>> begin Supplied material

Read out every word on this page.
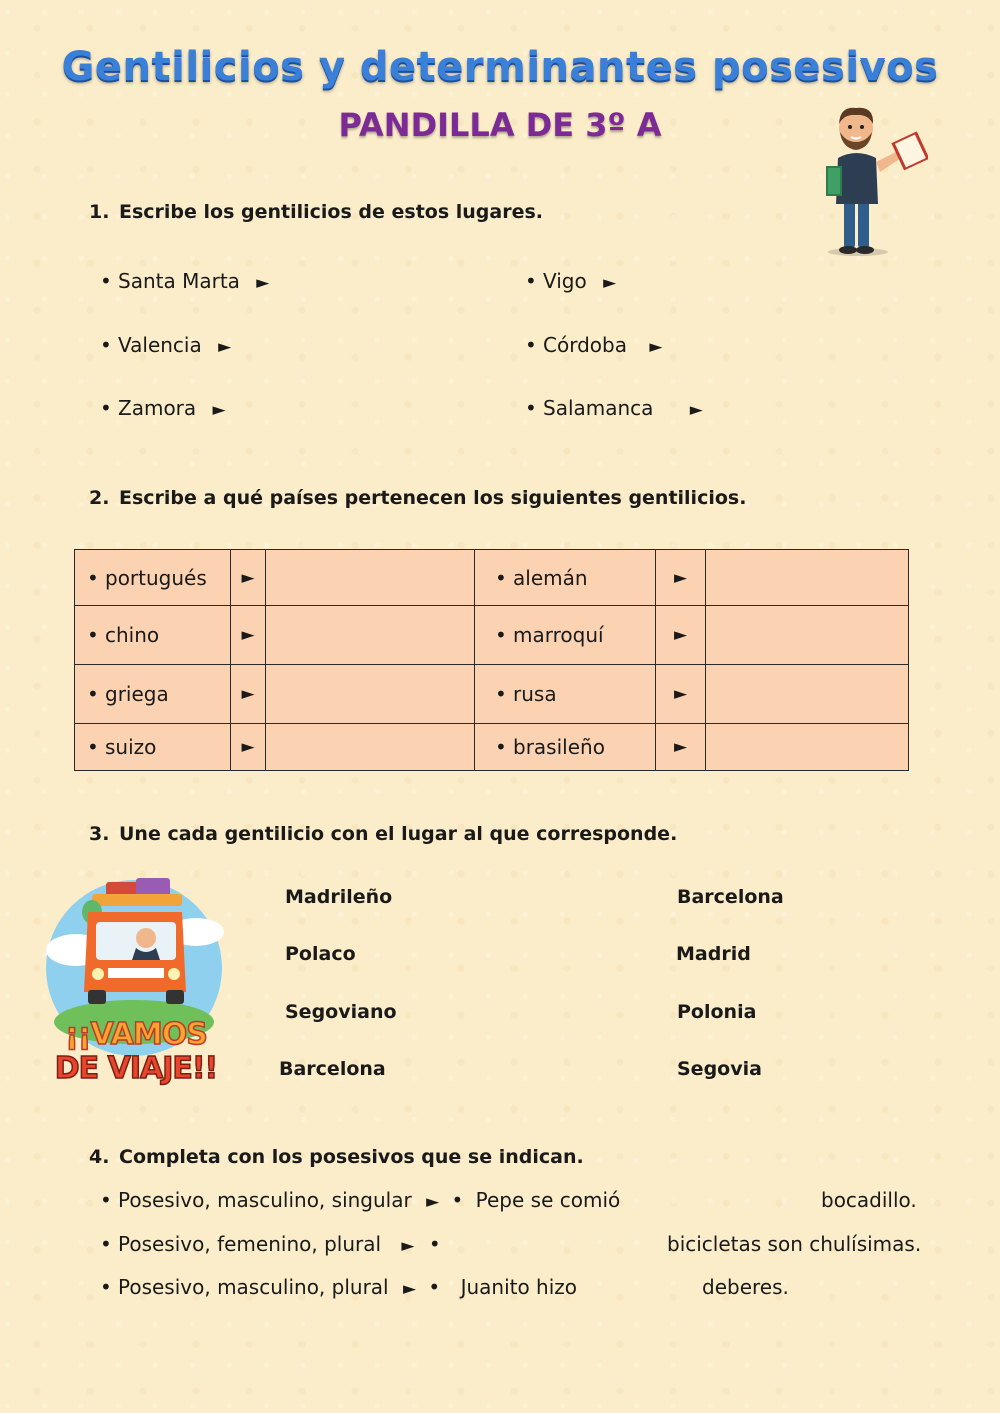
Gentilicios y determinantes posesivos
PANDILLA DE 3º A
1. Escribe los gentilicios de estos lugares.
• Santa Marta ►
• Valencia ►
• Zamora ►
• Vigo ►
• Córdoba ►
• Salamanca ►
2. Escribe a qué países pertenecen los siguientes gentilicios.
• portugués	►		• alemán	►	
• chino	►		• marroquí	►	
• griega	►		• rusa	►	
• suizo	►		• brasileño	►	
3. Une cada gentilicio con el lugar al que corresponde.
¡¡VAMOS
DE VIAJE!!
Madrileño
Polaco
Segoviano
Barcelona
Barcelona
Madrid
Polonia
Segovia
4. Completa con los posesivos que se indican.
• Posesivo, masculino, singular ► • Pepe se comió	bocadillo.
• Posesivo, femenino, plural ► •	bicicletas son chulísimas.
• Posesivo, masculino, plural ► • Juanito hizo	deberes.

>> end Supplied material

Exercise brief:
Reproduce the entries above without change, omitting all pictures.

Full answer:
Read out every word on this page.
Gentilicios y determinantes posesivos
PANDILLA DE 3º A
1. Escribe los gentilicios de estos lugares.
• Santa Marta ►
• Valencia ►
• Zamora ►
• Vigo ►
• Córdoba ►
• Salamanca ►
2. Escribe a qué países pertenecen los siguientes gentilicios.
• portugués	►		• alemán	►	
• chino	►		• marroquí	►	
• griega	►		• rusa	►	
• suizo	►		• brasileño	►	
3. Une cada gentilicio con el lugar al que corresponde.
¡¡VAMOS
DE VIAJE!!
Madrileño
Polaco
Segoviano
Barcelona
Barcelona
Madrid
Polonia
Segovia
4. Completa con los posesivos que se indican.
• Posesivo, masculino, singular ► • Pepe se comió	bocadillo.
• Posesivo, femenino, plural ► •	bicicletas son chulísimas.
• Posesivo, masculino, plural ► • Juanito hizo	deberes.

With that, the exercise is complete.